[START OF Data for this exercise]

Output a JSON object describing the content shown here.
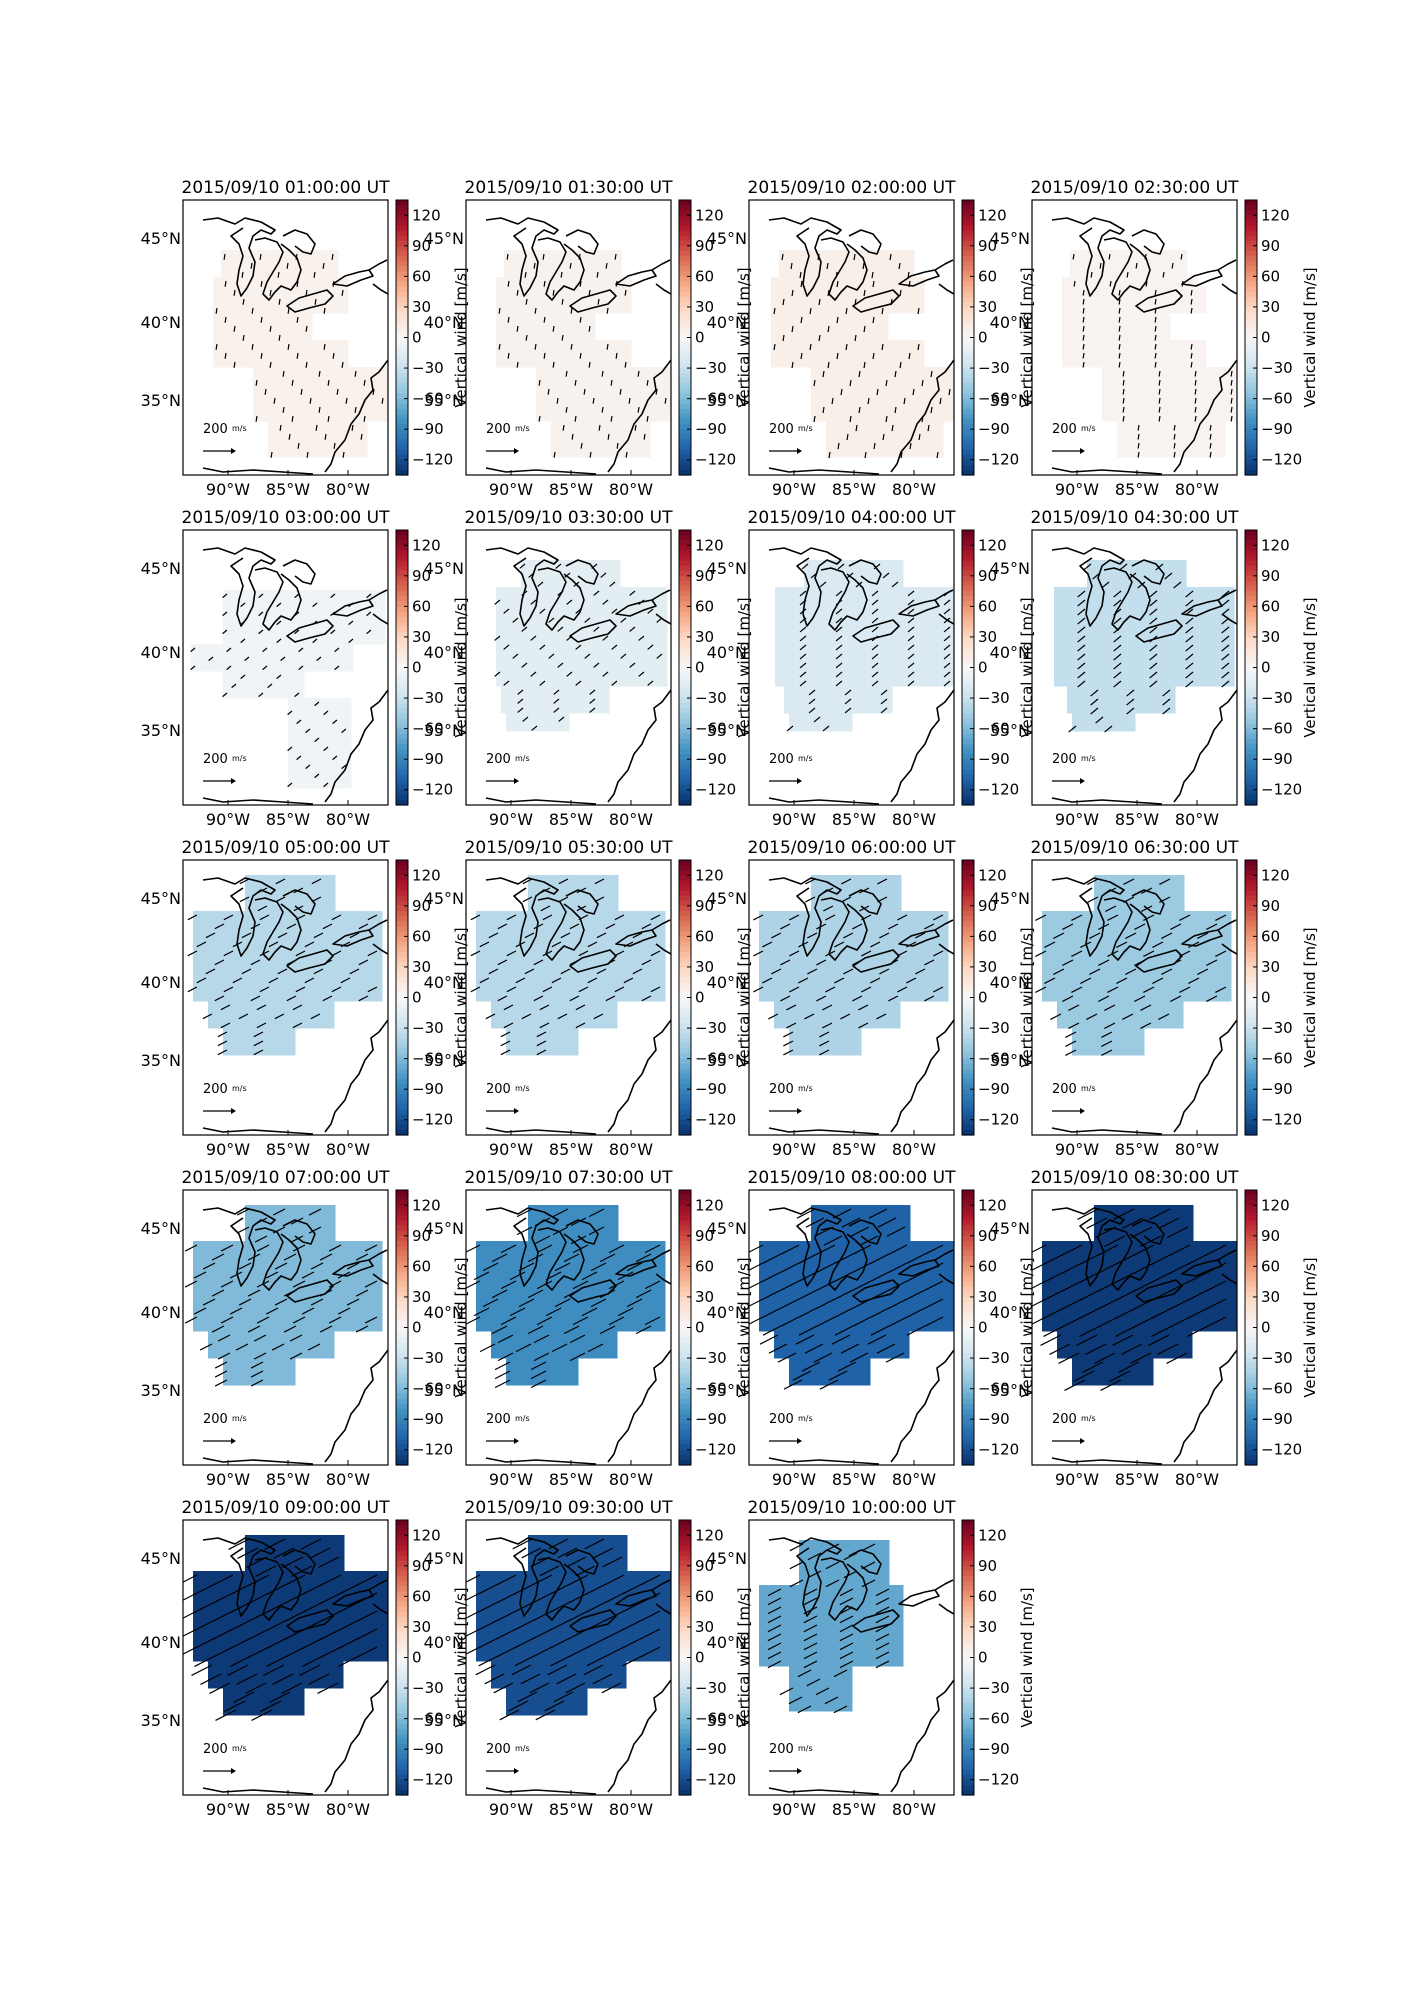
{
  "figure": {
    "colorbar": {
      "label": "Vertical wind [m/s]",
      "ticks": [
        "120",
        "90",
        "60",
        "30",
        "0",
        "−30",
        "−60",
        "−90",
        "−120"
      ],
      "range": [
        -135,
        135
      ],
      "colors": [
        "#08306b",
        "#2166ac",
        "#4393c3",
        "#92c5de",
        "#d1e5f0",
        "#f7f7f7",
        "#fddbc7",
        "#f4a582",
        "#d6604d",
        "#b2182b",
        "#67001f"
      ]
    },
    "axes": {
      "lon_ticks": [
        "90°W",
        "85°W",
        "80°W"
      ],
      "lat_ticks": [
        "45°N",
        "40°N",
        "35°N"
      ]
    },
    "scale_label": "200",
    "scale_unit": "m/s",
    "panels": [
      {
        "title": "2015/09/10 01:00:00 UT",
        "vertical_wind": 6
      },
      {
        "title": "2015/09/10 01:30:00 UT",
        "vertical_wind": 5
      },
      {
        "title": "2015/09/10 02:00:00 UT",
        "vertical_wind": 8
      },
      {
        "title": "2015/09/10 02:30:00 UT",
        "vertical_wind": 4
      },
      {
        "title": "2015/09/10 03:00:00 UT",
        "vertical_wind": -5
      },
      {
        "title": "2015/09/10 03:30:00 UT",
        "vertical_wind": -14
      },
      {
        "title": "2015/09/10 04:00:00 UT",
        "vertical_wind": -20
      },
      {
        "title": "2015/09/10 04:30:00 UT",
        "vertical_wind": -33
      },
      {
        "title": "2015/09/10 05:00:00 UT",
        "vertical_wind": -38
      },
      {
        "title": "2015/09/10 05:30:00 UT",
        "vertical_wind": -38
      },
      {
        "title": "2015/09/10 06:00:00 UT",
        "vertical_wind": -42
      },
      {
        "title": "2015/09/10 06:30:00 UT",
        "vertical_wind": -50
      },
      {
        "title": "2015/09/10 07:00:00 UT",
        "vertical_wind": -60
      },
      {
        "title": "2015/09/10 07:30:00 UT",
        "vertical_wind": -85
      },
      {
        "title": "2015/09/10 08:00:00 UT",
        "vertical_wind": -110
      },
      {
        "title": "2015/09/10 08:30:00 UT",
        "vertical_wind": -130
      },
      {
        "title": "2015/09/10 09:00:00 UT",
        "vertical_wind": -130
      },
      {
        "title": "2015/09/10 09:30:00 UT",
        "vertical_wind": -120
      },
      {
        "title": "2015/09/10 10:00:00 UT",
        "vertical_wind": -70
      }
    ]
  }
}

[END OF Data for this exercise]

## Directions for this task:
Repeat each entry exactly as it appears; skip any picture.

## Written reply:
Output a JSON object describing the content shown here.
{
  "figure": {
    "colorbar": {
      "label": "Vertical wind [m/s]",
      "ticks": [
        "120",
        "90",
        "60",
        "30",
        "0",
        "−30",
        "−60",
        "−90",
        "−120"
      ],
      "range": [
        -135,
        135
      ],
      "colors": [
        "#08306b",
        "#2166ac",
        "#4393c3",
        "#92c5de",
        "#d1e5f0",
        "#f7f7f7",
        "#fddbc7",
        "#f4a582",
        "#d6604d",
        "#b2182b",
        "#67001f"
      ]
    },
    "axes": {
      "lon_ticks": [
        "90°W",
        "85°W",
        "80°W"
      ],
      "lat_ticks": [
        "45°N",
        "40°N",
        "35°N"
      ]
    },
    "scale_label": "200",
    "scale_unit": "m/s",
    "panels": [
      {
        "title": "2015/09/10 01:00:00 UT",
        "vertical_wind": 6
      },
      {
        "title": "2015/09/10 01:30:00 UT",
        "vertical_wind": 5
      },
      {
        "title": "2015/09/10 02:00:00 UT",
        "vertical_wind": 8
      },
      {
        "title": "2015/09/10 02:30:00 UT",
        "vertical_wind": 4
      },
      {
        "title": "2015/09/10 03:00:00 UT",
        "vertical_wind": -5
      },
      {
        "title": "2015/09/10 03:30:00 UT",
        "vertical_wind": -14
      },
      {
        "title": "2015/09/10 04:00:00 UT",
        "vertical_wind": -20
      },
      {
        "title": "2015/09/10 04:30:00 UT",
        "vertical_wind": -33
      },
      {
        "title": "2015/09/10 05:00:00 UT",
        "vertical_wind": -38
      },
      {
        "title": "2015/09/10 05:30:00 UT",
        "vertical_wind": -38
      },
      {
        "title": "2015/09/10 06:00:00 UT",
        "vertical_wind": -42
      },
      {
        "title": "2015/09/10 06:30:00 UT",
        "vertical_wind": -50
      },
      {
        "title": "2015/09/10 07:00:00 UT",
        "vertical_wind": -60
      },
      {
        "title": "2015/09/10 07:30:00 UT",
        "vertical_wind": -85
      },
      {
        "title": "2015/09/10 08:00:00 UT",
        "vertical_wind": -110
      },
      {
        "title": "2015/09/10 08:30:00 UT",
        "vertical_wind": -130
      },
      {
        "title": "2015/09/10 09:00:00 UT",
        "vertical_wind": -130
      },
      {
        "title": "2015/09/10 09:30:00 UT",
        "vertical_wind": -120
      },
      {
        "title": "2015/09/10 10:00:00 UT",
        "vertical_wind": -70
      }
    ]
  }
}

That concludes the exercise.